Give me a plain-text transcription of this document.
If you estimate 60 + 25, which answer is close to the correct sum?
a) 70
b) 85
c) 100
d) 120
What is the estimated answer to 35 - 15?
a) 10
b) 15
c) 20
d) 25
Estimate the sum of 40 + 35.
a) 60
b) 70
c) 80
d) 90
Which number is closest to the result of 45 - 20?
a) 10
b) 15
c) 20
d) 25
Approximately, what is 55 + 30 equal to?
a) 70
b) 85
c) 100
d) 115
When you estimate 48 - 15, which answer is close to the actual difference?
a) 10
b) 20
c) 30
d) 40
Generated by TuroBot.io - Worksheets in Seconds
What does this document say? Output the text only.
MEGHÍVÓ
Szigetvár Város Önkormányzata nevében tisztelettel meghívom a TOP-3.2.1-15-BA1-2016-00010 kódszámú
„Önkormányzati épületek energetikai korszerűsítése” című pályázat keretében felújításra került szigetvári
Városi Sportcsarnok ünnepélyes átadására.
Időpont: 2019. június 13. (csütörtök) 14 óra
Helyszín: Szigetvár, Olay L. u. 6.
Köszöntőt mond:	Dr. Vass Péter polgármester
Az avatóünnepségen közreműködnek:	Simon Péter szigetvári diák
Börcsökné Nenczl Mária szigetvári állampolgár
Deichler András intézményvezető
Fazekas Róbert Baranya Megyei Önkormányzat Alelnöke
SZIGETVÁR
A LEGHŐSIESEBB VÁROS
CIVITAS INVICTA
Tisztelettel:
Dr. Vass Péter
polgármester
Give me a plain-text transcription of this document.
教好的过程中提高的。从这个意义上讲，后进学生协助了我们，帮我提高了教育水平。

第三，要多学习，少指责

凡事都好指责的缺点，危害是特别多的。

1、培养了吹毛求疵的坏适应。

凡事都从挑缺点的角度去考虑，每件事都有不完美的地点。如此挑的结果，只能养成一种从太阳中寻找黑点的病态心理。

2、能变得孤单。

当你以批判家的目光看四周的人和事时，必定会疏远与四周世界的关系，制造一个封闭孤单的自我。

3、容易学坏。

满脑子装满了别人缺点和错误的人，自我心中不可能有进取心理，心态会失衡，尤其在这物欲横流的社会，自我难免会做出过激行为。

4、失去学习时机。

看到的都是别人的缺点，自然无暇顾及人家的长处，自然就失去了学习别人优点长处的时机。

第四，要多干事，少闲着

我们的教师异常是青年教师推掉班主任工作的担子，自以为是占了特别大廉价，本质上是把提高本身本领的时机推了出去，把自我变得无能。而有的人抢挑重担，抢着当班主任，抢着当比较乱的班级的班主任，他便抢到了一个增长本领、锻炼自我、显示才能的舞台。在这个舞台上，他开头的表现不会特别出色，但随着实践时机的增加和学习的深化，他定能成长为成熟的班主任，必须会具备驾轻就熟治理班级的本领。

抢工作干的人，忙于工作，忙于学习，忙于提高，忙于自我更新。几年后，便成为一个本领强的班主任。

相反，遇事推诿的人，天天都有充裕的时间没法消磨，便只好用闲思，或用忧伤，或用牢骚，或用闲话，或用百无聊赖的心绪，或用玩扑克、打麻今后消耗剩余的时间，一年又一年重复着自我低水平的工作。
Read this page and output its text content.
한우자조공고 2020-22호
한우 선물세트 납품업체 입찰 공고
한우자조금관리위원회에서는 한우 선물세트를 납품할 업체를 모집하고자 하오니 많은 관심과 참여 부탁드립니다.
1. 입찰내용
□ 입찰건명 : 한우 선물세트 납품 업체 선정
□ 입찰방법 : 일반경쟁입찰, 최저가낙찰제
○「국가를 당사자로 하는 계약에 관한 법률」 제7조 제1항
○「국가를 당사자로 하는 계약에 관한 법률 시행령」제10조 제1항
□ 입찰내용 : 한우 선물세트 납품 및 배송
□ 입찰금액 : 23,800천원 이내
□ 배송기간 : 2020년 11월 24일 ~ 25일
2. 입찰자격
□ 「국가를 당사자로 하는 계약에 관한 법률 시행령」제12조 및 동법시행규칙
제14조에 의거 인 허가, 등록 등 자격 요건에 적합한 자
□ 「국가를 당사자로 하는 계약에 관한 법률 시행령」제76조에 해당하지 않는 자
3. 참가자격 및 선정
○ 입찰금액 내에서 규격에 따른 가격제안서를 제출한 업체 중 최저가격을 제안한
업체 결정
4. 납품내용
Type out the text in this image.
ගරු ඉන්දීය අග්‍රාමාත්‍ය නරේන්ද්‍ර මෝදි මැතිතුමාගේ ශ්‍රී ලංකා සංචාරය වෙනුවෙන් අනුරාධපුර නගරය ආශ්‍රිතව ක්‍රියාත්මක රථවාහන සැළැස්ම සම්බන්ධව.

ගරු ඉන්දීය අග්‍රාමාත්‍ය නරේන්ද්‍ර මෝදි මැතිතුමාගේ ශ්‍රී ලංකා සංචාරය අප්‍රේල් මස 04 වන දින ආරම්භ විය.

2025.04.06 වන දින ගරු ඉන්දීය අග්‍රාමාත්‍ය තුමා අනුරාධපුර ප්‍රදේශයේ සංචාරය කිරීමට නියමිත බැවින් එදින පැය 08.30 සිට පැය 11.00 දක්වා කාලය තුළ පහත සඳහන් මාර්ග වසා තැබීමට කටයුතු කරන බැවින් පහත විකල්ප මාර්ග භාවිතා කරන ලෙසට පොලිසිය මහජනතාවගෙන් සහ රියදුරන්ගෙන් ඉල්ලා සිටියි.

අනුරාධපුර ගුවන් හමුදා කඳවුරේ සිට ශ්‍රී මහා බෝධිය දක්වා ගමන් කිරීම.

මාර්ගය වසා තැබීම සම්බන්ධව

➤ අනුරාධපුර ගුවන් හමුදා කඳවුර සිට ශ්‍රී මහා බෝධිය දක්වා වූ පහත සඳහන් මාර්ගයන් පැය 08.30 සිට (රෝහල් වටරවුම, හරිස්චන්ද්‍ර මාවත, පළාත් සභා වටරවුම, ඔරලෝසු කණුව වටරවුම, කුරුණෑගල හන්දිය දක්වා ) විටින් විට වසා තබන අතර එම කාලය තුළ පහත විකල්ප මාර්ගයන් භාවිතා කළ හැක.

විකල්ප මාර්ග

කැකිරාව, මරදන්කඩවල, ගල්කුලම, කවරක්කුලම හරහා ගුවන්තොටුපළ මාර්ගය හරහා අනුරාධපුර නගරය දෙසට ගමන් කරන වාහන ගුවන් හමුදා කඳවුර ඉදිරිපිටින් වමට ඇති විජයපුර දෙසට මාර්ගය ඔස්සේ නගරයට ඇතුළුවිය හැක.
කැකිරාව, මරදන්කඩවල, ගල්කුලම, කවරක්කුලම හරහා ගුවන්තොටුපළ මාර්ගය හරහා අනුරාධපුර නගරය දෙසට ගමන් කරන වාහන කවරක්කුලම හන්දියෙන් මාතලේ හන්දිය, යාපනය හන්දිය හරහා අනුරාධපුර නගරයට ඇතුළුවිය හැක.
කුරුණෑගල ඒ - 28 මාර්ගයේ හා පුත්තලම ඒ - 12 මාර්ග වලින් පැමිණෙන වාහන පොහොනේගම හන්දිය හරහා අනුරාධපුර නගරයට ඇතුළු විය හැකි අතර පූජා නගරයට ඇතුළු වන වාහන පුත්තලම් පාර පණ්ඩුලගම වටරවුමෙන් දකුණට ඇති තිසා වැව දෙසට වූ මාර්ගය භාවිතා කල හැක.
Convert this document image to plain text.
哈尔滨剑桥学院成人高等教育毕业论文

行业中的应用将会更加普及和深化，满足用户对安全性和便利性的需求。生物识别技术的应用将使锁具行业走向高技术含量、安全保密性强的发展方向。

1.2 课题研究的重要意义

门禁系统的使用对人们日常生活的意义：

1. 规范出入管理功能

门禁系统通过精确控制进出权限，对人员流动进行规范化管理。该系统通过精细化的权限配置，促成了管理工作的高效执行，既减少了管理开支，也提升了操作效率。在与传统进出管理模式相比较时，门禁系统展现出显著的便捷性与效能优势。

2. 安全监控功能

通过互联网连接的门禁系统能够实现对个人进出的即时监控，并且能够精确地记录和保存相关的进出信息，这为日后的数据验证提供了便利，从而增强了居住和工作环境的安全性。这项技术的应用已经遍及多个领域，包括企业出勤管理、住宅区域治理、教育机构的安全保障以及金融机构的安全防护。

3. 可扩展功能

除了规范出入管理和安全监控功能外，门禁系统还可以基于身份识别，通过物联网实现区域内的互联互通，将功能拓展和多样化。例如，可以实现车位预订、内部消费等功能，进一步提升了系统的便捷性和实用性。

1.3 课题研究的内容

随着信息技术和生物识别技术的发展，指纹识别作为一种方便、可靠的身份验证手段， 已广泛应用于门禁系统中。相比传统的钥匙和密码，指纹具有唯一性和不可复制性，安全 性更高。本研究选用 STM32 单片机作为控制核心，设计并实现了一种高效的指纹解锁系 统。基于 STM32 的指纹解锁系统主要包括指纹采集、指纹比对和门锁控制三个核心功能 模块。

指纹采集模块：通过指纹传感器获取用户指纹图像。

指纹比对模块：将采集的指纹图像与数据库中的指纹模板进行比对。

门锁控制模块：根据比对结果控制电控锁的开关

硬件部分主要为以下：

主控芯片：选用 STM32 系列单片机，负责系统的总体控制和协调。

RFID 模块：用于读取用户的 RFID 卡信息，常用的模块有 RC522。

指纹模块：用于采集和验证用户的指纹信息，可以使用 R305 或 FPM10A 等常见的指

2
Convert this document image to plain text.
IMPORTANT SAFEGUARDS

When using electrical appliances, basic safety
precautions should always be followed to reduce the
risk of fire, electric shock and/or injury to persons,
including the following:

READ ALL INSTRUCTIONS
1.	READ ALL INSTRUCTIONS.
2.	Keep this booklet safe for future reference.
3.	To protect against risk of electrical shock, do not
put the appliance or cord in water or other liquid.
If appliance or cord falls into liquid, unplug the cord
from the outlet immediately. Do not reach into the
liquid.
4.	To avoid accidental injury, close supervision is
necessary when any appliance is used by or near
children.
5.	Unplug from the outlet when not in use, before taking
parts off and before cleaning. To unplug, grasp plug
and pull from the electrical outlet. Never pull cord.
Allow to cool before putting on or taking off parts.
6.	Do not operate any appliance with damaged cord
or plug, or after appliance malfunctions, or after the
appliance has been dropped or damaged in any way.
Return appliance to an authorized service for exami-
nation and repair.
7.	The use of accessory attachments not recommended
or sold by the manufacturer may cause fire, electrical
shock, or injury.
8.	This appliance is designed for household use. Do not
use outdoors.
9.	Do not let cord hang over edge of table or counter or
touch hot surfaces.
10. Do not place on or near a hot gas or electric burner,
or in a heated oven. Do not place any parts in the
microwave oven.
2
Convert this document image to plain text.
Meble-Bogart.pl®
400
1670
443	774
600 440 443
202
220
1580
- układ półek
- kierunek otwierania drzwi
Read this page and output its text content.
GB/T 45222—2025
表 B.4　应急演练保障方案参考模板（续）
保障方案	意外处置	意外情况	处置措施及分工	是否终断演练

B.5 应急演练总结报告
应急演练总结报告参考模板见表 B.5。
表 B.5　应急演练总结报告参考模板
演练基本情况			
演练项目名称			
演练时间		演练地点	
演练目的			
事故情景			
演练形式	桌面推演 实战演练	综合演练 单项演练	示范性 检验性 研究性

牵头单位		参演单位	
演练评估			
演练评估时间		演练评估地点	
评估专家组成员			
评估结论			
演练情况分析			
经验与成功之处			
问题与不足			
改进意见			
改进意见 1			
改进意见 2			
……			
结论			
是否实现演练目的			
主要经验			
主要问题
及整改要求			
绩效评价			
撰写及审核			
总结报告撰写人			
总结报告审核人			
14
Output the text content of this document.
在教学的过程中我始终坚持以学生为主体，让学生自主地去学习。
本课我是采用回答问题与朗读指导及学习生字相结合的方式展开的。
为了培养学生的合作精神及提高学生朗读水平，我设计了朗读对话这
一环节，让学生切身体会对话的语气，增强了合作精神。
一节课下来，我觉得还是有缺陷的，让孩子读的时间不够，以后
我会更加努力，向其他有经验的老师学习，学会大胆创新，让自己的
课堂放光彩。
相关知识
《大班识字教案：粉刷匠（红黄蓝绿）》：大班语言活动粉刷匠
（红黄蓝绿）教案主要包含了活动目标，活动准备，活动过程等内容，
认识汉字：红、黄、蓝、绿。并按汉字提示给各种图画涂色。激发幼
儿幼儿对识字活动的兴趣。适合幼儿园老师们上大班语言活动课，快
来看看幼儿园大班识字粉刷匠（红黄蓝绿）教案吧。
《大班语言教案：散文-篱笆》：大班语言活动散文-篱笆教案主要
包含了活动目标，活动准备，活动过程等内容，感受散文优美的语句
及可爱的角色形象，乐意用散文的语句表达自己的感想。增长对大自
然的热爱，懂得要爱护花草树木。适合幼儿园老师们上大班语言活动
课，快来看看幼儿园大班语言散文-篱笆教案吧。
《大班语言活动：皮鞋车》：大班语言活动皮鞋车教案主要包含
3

....................

### DO THIS
Copy each line that holds the word "risk".

### REPLY
risk of fire, electric shock and/or injury to persons,
3.	To protect against risk of electrical shock, do not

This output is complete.